* Written task: Write out every entry exactly as given, but omit the pictures.

* Data section:

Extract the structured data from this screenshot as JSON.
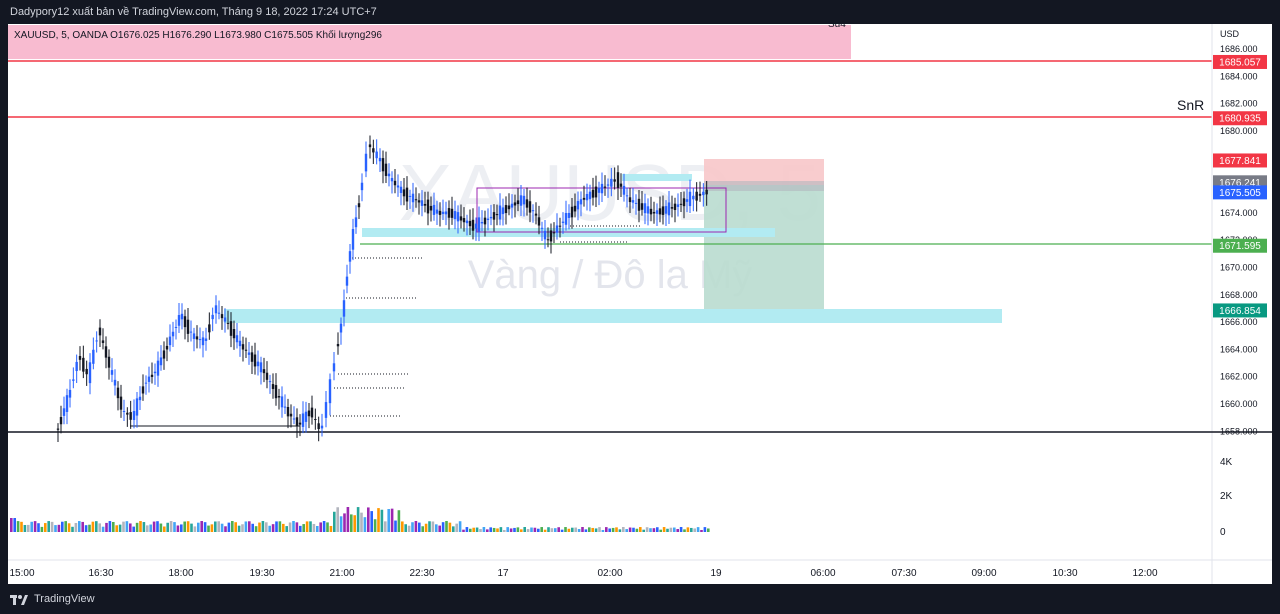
{
  "header": {
    "publish_text": "Dadypory12 xuất bản về TradingView.com, Tháng 9 18, 2022 17:24 UTC+7"
  },
  "legend": {
    "text": "XAUUSD, 5, OANDA  O1676.025  H1676.290  L1673.980  C1675.505  Khối lượng296"
  },
  "watermark": {
    "symbol": "XAUUSD, 5",
    "name": "Vàng / Đô la Mỹ"
  },
  "annotations": {
    "su4": "Su4",
    "snr": "SnR"
  },
  "footer": {
    "logo_text": "TradingView"
  },
  "colors": {
    "background": "#131722",
    "panel": "#ffffff",
    "up": "#2962ff",
    "down": "#131722",
    "red_line": "#f23645",
    "green_line": "#4caf50",
    "zone_pink": "#f8bbd0",
    "zone_cyan": "#b2ebf2",
    "tp_zone": "#b9dccf",
    "sl_zone": "#f7c6c9"
  },
  "chart_data": {
    "type": "candlestick",
    "symbol": "XAUUSD",
    "interval": "5",
    "exchange": "OANDA",
    "ohlc_last": {
      "open": 1676.025,
      "high": 1676.29,
      "low": 1673.98,
      "close": 1675.505,
      "volume": 296
    },
    "currency": "USD",
    "price_ticks": [
      "1686.000",
      "1684.000",
      "1682.000",
      "1680.000",
      "1678.000",
      "1676.000",
      "1674.000",
      "1672.000",
      "1670.000",
      "1668.000",
      "1666.000",
      "1664.000",
      "1662.000",
      "1660.000",
      "1658.000"
    ],
    "time_ticks": [
      "15:00",
      "16:30",
      "18:00",
      "19:30",
      "21:00",
      "22:30",
      "17",
      "02:00",
      "19",
      "06:00",
      "07:30",
      "09:00",
      "10:30",
      "12:00"
    ],
    "volume_ticks": [
      "4K",
      "2K",
      "0"
    ],
    "price_labels": [
      {
        "text": "1685.057",
        "color": "#f23645"
      },
      {
        "text": "1680.935",
        "color": "#f23645"
      },
      {
        "text": "1677.841",
        "color": "#f23645"
      },
      {
        "text": "1676.241",
        "color": "#787b86"
      },
      {
        "text": "1675.505",
        "color": "#2962ff"
      },
      {
        "text": "1671.595",
        "color": "#4caf50"
      },
      {
        "text": "1666.854",
        "color": "#089981"
      }
    ],
    "horizontal_lines": [
      {
        "price": 1685.057,
        "color": "red"
      },
      {
        "price": 1680.935,
        "color": "red"
      },
      {
        "price": 1671.595,
        "color": "green"
      }
    ],
    "grid": false
  }
}
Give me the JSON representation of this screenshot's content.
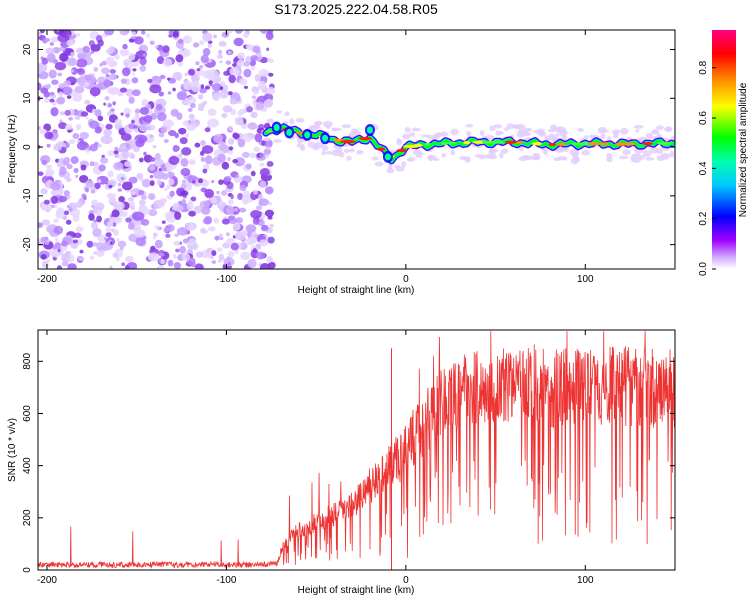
{
  "title": "S173.2025.222.04.58.R05",
  "colors": {
    "snr_line": "#ee3333",
    "spec_low": "#e8d8ff",
    "spec_mid": "#8a2be2",
    "spec_peak": "#ff0000"
  },
  "chart_data": [
    {
      "type": "heatmap",
      "name": "spectrogram",
      "title": "S173.2025.222.04.58.R05",
      "xlabel": "Height of straight line (km)",
      "ylabel": "Frequency (Hz)",
      "xlim": [
        -205,
        150
      ],
      "ylim": [
        -25,
        24
      ],
      "xticks": [
        -200,
        -100,
        0,
        100
      ],
      "xtick_labels": [
        "-200",
        "-100",
        "0",
        "100"
      ],
      "yticks": [
        -20,
        -10,
        0,
        10,
        20
      ],
      "ytick_labels": [
        "-20",
        "-10",
        "0",
        "10",
        "20"
      ],
      "noise_region_km": [
        -205,
        -78
      ],
      "signal_track": [
        {
          "x": -78,
          "y": 3.0
        },
        {
          "x": -70,
          "y": 4.0
        },
        {
          "x": -60,
          "y": 3.0
        },
        {
          "x": -50,
          "y": 2.5
        },
        {
          "x": -40,
          "y": 1.5
        },
        {
          "x": -30,
          "y": 1.0
        },
        {
          "x": -20,
          "y": 2.0
        },
        {
          "x": -15,
          "y": 0.0
        },
        {
          "x": -8,
          "y": -2.5
        },
        {
          "x": 0,
          "y": 0.0
        },
        {
          "x": 10,
          "y": 0.5
        },
        {
          "x": 25,
          "y": 0.8
        },
        {
          "x": 40,
          "y": 1.0
        },
        {
          "x": 60,
          "y": 1.0
        },
        {
          "x": 80,
          "y": 0.5
        },
        {
          "x": 100,
          "y": 0.7
        },
        {
          "x": 120,
          "y": 0.6
        },
        {
          "x": 150,
          "y": 0.8
        }
      ],
      "colorbar": {
        "label": "Normalized spectral amplitude",
        "range": [
          0.0,
          0.95
        ],
        "ticks": [
          0.0,
          0.2,
          0.4,
          0.6,
          0.8
        ],
        "tick_labels": [
          "0.0",
          "0.2",
          "0.4",
          "0.6",
          "0.8"
        ],
        "stops": [
          "#ffffff",
          "#a000ff",
          "#0000ff",
          "#00ffff",
          "#00ff00",
          "#ffff00",
          "#ff8000",
          "#ff0000",
          "#ff0080"
        ]
      }
    },
    {
      "type": "line",
      "name": "snr",
      "xlabel": "Height of straight line (km)",
      "ylabel": "SNR (10 * v/v)",
      "xlim": [
        -205,
        150
      ],
      "ylim": [
        0,
        920
      ],
      "xticks": [
        -200,
        -100,
        0,
        100
      ],
      "xtick_labels": [
        "-200",
        "-100",
        "0",
        "100"
      ],
      "yticks": [
        0,
        200,
        400,
        600,
        800
      ],
      "ytick_labels": [
        "0",
        "200",
        "400",
        "600",
        "800"
      ],
      "series": [
        {
          "name": "SNR",
          "x": [
            -205,
            -190,
            -170,
            -150,
            -130,
            -110,
            -90,
            -80,
            -72,
            -68,
            -60,
            -50,
            -40,
            -30,
            -20,
            -10,
            0,
            5,
            10,
            15,
            20,
            30,
            40,
            60,
            80,
            100,
            120,
            140,
            150
          ],
          "y": [
            20,
            20,
            20,
            20,
            20,
            20,
            20,
            20,
            25,
            90,
            140,
            170,
            200,
            230,
            300,
            360,
            420,
            480,
            520,
            560,
            600,
            640,
            660,
            660,
            650,
            650,
            660,
            650,
            650
          ],
          "spread": [
            20,
            20,
            20,
            20,
            20,
            20,
            20,
            20,
            30,
            80,
            120,
            140,
            170,
            200,
            260,
            320,
            380,
            420,
            440,
            460,
            480,
            500,
            520,
            540,
            560,
            560,
            560,
            560,
            560
          ]
        }
      ]
    }
  ]
}
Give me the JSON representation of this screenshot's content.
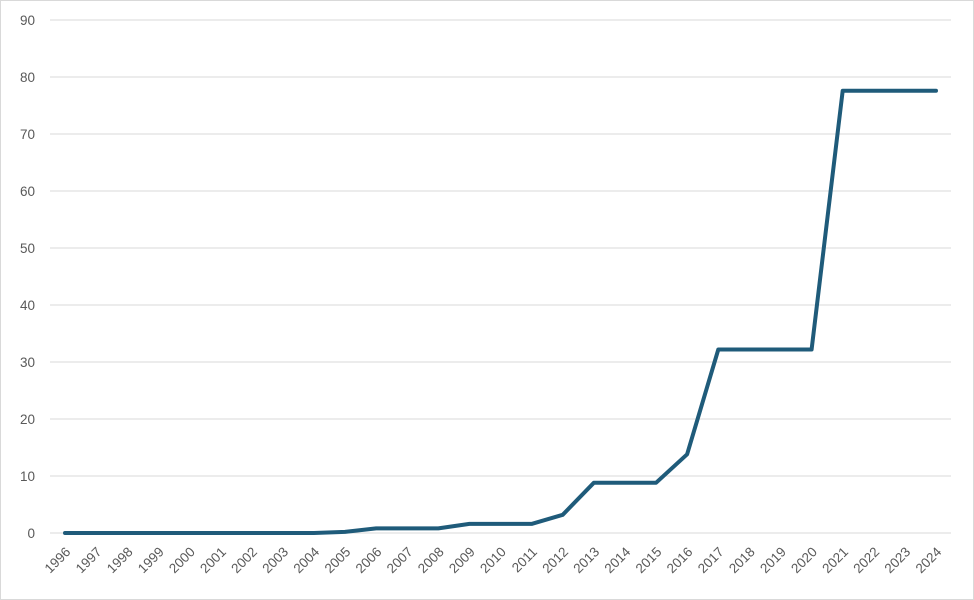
{
  "chart_data": {
    "type": "line",
    "title": "",
    "xlabel": "",
    "ylabel": "",
    "ylim": [
      0,
      90
    ],
    "y_ticks": [
      "0",
      "10",
      "20",
      "30",
      "40",
      "50",
      "60",
      "70",
      "80",
      "90"
    ],
    "grid": true,
    "legend": "none",
    "categories": [
      "1996",
      "1997",
      "1998",
      "1999",
      "2000",
      "2001",
      "2002",
      "2003",
      "2004",
      "2005",
      "2006",
      "2007",
      "2008",
      "2009",
      "2010",
      "2011",
      "2012",
      "2013",
      "2014",
      "2015",
      "2016",
      "2017",
      "2018",
      "2019",
      "2020",
      "2021",
      "2022",
      "2023",
      "2024"
    ],
    "series": [
      {
        "color": "#1f5b7a",
        "values": [
          0,
          0,
          0,
          0,
          0,
          0,
          0,
          0,
          0,
          0.2,
          0.8,
          0.8,
          0.8,
          1.6,
          1.6,
          1.6,
          3.2,
          8.8,
          8.8,
          8.8,
          13.8,
          32.2,
          32.2,
          32.2,
          32.2,
          77.6,
          77.6,
          77.6,
          77.6
        ]
      }
    ]
  }
}
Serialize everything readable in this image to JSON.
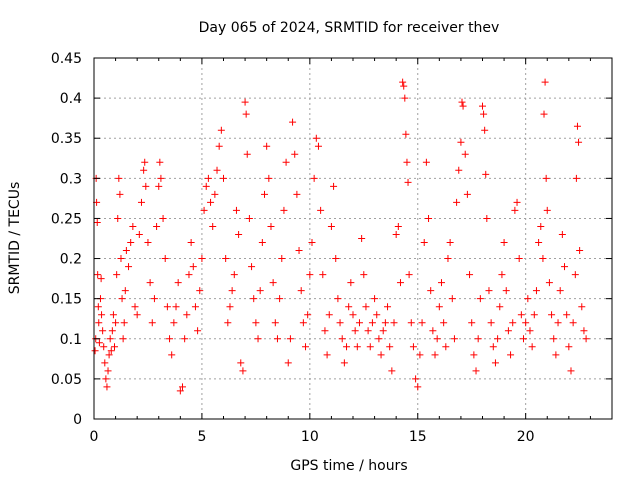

* Completed task:
Extract the structured data from this screenshot as JSON.
{
  "header": {
    "publish_text": "Dadypory12 xuất bản về TradingView.com, Tháng 9 18, 2022 17:24 UTC+7"
  },
  "legend": {
    "text": "XAUUSD, 5, OANDA  O1676.025  H1676.290  L1673.980  C1675.505  Khối lượng296"
  },
  "watermark": {
    "symbol": "XAUUSD, 5",
    "name": "Vàng / Đô la Mỹ"
  },
  "annotations": {
    "su4": "Su4",
    "snr": "SnR"
  },
  "footer": {
    "logo_text": "TradingView"
  },
  "colors": {
    "background": "#131722",
    "panel": "#ffffff",
    "up": "#2962ff",
    "down": "#131722",
    "red_line": "#f23645",
    "green_line": "#4caf50",
    "zone_pink": "#f8bbd0",
    "zone_cyan": "#b2ebf2",
    "tp_zone": "#b9dccf",
    "sl_zone": "#f7c6c9"
  },
  "chart_data": {
    "type": "candlestick",
    "symbol": "XAUUSD",
    "interval": "5",
    "exchange": "OANDA",
    "ohlc_last": {
      "open": 1676.025,
      "high": 1676.29,
      "low": 1673.98,
      "close": 1675.505,
      "volume": 296
    },
    "currency": "USD",
    "price_ticks": [
      "1686.000",
      "1684.000",
      "1682.000",
      "1680.000",
      "1678.000",
      "1676.000",
      "1674.000",
      "1672.000",
      "1670.000",
      "1668.000",
      "1666.000",
      "1664.000",
      "1662.000",
      "1660.000",
      "1658.000"
    ],
    "time_ticks": [
      "15:00",
      "16:30",
      "18:00",
      "19:30",
      "21:00",
      "22:30",
      "17",
      "02:00",
      "19",
      "06:00",
      "07:30",
      "09:00",
      "10:30",
      "12:00"
    ],
    "volume_ticks": [
      "4K",
      "2K",
      "0"
    ],
    "price_labels": [
      {
        "text": "1685.057",
        "color": "#f23645"
      },
      {
        "text": "1680.935",
        "color": "#f23645"
      },
      {
        "text": "1677.841",
        "color": "#f23645"
      },
      {
        "text": "1676.241",
        "color": "#787b86"
      },
      {
        "text": "1675.505",
        "color": "#2962ff"
      },
      {
        "text": "1671.595",
        "color": "#4caf50"
      },
      {
        "text": "1666.854",
        "color": "#089981"
      }
    ],
    "horizontal_lines": [
      {
        "price": 1685.057,
        "color": "red"
      },
      {
        "price": 1680.935,
        "color": "red"
      },
      {
        "price": 1671.595,
        "color": "green"
      }
    ],
    "grid": false
  }
}
Give me the JSON representation of this screenshot's content.
{
  "title": "S173.2025.222.04.58.R05",
  "colors": {
    "snr_line": "#ee3333",
    "spec_low": "#e8d8ff",
    "spec_mid": "#8a2be2",
    "spec_peak": "#ff0000"
  },
  "chart_data": [
    {
      "type": "heatmap",
      "name": "spectrogram",
      "title": "S173.2025.222.04.58.R05",
      "xlabel": "Height of straight line (km)",
      "ylabel": "Frequency (Hz)",
      "xlim": [
        -205,
        150
      ],
      "ylim": [
        -25,
        24
      ],
      "xticks": [
        -200,
        -100,
        0,
        100
      ],
      "xtick_labels": [
        "-200",
        "-100",
        "0",
        "100"
      ],
      "yticks": [
        -20,
        -10,
        0,
        10,
        20
      ],
      "ytick_labels": [
        "-20",
        "-10",
        "0",
        "10",
        "20"
      ],
      "noise_region_km": [
        -205,
        -78
      ],
      "signal_track": [
        {
          "x": -78,
          "y": 3.0
        },
        {
          "x": -70,
          "y": 4.0
        },
        {
          "x": -60,
          "y": 3.0
        },
        {
          "x": -50,
          "y": 2.5
        },
        {
          "x": -40,
          "y": 1.5
        },
        {
          "x": -30,
          "y": 1.0
        },
        {
          "x": -20,
          "y": 2.0
        },
        {
          "x": -15,
          "y": 0.0
        },
        {
          "x": -8,
          "y": -2.5
        },
        {
          "x": 0,
          "y": 0.0
        },
        {
          "x": 10,
          "y": 0.5
        },
        {
          "x": 25,
          "y": 0.8
        },
        {
          "x": 40,
          "y": 1.0
        },
        {
          "x": 60,
          "y": 1.0
        },
        {
          "x": 80,
          "y": 0.5
        },
        {
          "x": 100,
          "y": 0.7
        },
        {
          "x": 120,
          "y": 0.6
        },
        {
          "x": 150,
          "y": 0.8
        }
      ],
      "colorbar": {
        "label": "Normalized spectral amplitude",
        "range": [
          0.0,
          0.95
        ],
        "ticks": [
          0.0,
          0.2,
          0.4,
          0.6,
          0.8
        ],
        "tick_labels": [
          "0.0",
          "0.2",
          "0.4",
          "0.6",
          "0.8"
        ],
        "stops": [
          "#ffffff",
          "#a000ff",
          "#0000ff",
          "#00ffff",
          "#00ff00",
          "#ffff00",
          "#ff8000",
          "#ff0000",
          "#ff0080"
        ]
      }
    },
    {
      "type": "line",
      "name": "snr",
      "xlabel": "Height of straight line (km)",
      "ylabel": "SNR (10 * v/v)",
      "xlim": [
        -205,
        150
      ],
      "ylim": [
        0,
        920
      ],
      "xticks": [
        -200,
        -100,
        0,
        100
      ],
      "xtick_labels": [
        "-200",
        "-100",
        "0",
        "100"
      ],
      "yticks": [
        0,
        200,
        400,
        600,
        800
      ],
      "ytick_labels": [
        "0",
        "200",
        "400",
        "600",
        "800"
      ],
      "series": [
        {
          "name": "SNR",
          "x": [
            -205,
            -190,
            -170,
            -150,
            -130,
            -110,
            -90,
            -80,
            -72,
            -68,
            -60,
            -50,
            -40,
            -30,
            -20,
            -10,
            0,
            5,
            10,
            15,
            20,
            30,
            40,
            60,
            80,
            100,
            120,
            140,
            150
          ],
          "y": [
            20,
            20,
            20,
            20,
            20,
            20,
            20,
            20,
            25,
            90,
            140,
            170,
            200,
            230,
            300,
            360,
            420,
            480,
            520,
            560,
            600,
            640,
            660,
            660,
            650,
            650,
            660,
            650,
            650
          ],
          "spread": [
            20,
            20,
            20,
            20,
            20,
            20,
            20,
            20,
            30,
            80,
            120,
            140,
            170,
            200,
            260,
            320,
            380,
            420,
            440,
            460,
            480,
            500,
            520,
            540,
            560,
            560,
            560,
            560,
            560
          ]
        }
      ]
    }
  ]
}
Give me the JSON representation of this screenshot's content.
{
  "chart_data": {
    "type": "line",
    "title": "",
    "xlabel": "",
    "ylabel": "",
    "ylim": [
      0,
      90
    ],
    "y_ticks": [
      "0",
      "10",
      "20",
      "30",
      "40",
      "50",
      "60",
      "70",
      "80",
      "90"
    ],
    "grid": true,
    "legend": "none",
    "categories": [
      "1996",
      "1997",
      "1998",
      "1999",
      "2000",
      "2001",
      "2002",
      "2003",
      "2004",
      "2005",
      "2006",
      "2007",
      "2008",
      "2009",
      "2010",
      "2011",
      "2012",
      "2013",
      "2014",
      "2015",
      "2016",
      "2017",
      "2018",
      "2019",
      "2020",
      "2021",
      "2022",
      "2023",
      "2024"
    ],
    "series": [
      {
        "color": "#1f5b7a",
        "values": [
          0,
          0,
          0,
          0,
          0,
          0,
          0,
          0,
          0,
          0.2,
          0.8,
          0.8,
          0.8,
          1.6,
          1.6,
          1.6,
          3.2,
          8.8,
          8.8,
          8.8,
          13.8,
          32.2,
          32.2,
          32.2,
          32.2,
          77.6,
          77.6,
          77.6,
          77.6
        ]
      }
    ]
  }
}
Serialize everything readable in this image to JSON.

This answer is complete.